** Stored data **
※ ※ ※

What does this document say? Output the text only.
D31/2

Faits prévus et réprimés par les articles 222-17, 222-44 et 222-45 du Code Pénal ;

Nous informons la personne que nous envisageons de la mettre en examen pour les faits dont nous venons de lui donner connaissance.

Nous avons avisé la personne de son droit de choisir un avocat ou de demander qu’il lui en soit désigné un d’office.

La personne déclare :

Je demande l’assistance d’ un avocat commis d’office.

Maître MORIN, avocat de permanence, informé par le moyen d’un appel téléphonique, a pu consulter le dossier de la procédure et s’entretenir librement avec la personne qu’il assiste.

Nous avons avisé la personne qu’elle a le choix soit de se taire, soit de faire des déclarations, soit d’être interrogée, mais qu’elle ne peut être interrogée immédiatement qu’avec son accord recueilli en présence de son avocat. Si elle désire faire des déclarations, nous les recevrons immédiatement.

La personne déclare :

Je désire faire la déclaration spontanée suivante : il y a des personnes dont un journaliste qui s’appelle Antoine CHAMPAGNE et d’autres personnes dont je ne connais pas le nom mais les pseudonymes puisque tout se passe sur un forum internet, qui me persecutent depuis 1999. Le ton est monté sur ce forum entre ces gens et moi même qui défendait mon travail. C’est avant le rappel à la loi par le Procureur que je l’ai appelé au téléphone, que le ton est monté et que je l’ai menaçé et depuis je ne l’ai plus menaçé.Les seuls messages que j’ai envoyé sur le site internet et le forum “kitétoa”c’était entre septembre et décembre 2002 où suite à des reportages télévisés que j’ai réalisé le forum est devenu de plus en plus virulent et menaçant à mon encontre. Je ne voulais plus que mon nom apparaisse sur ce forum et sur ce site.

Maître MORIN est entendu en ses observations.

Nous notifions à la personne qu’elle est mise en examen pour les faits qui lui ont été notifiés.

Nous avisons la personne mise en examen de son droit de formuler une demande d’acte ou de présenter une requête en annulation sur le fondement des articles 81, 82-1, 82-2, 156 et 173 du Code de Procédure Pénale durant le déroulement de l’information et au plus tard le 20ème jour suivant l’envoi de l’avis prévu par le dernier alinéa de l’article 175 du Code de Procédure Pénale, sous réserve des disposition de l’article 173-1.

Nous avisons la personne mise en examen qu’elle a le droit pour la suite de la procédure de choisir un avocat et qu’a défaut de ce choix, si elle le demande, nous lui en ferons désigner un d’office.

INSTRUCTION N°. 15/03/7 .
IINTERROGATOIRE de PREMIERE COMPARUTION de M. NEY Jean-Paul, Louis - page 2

※ ※ ※

** SHORT TASK **
Which lines in the records above contain the string "avisons"? Copy each one.

** RESULT BELOW **
Nous avisons la personne mise en examen de son droit de formuler une demande d’acte ou de présenter une requête en annulation sur le fondement des articles 81, 82-1, 82-2, 156 et 173 du Code de Procédure Pénale durant le déroulement de l’information et au plus tard le 20ème jour suivant l’envoi de l’avis prévu par le dernier alinéa de l’article 175 du Code de Procédure Pénale, sous réserve des disposition de l’article 173-1.
Nous avisons la personne mise en examen qu’elle a le droit pour la suite de la procédure de choisir un avocat et qu’a défaut de ce choix, si elle le demande, nous lui en ferons désigner un d’office.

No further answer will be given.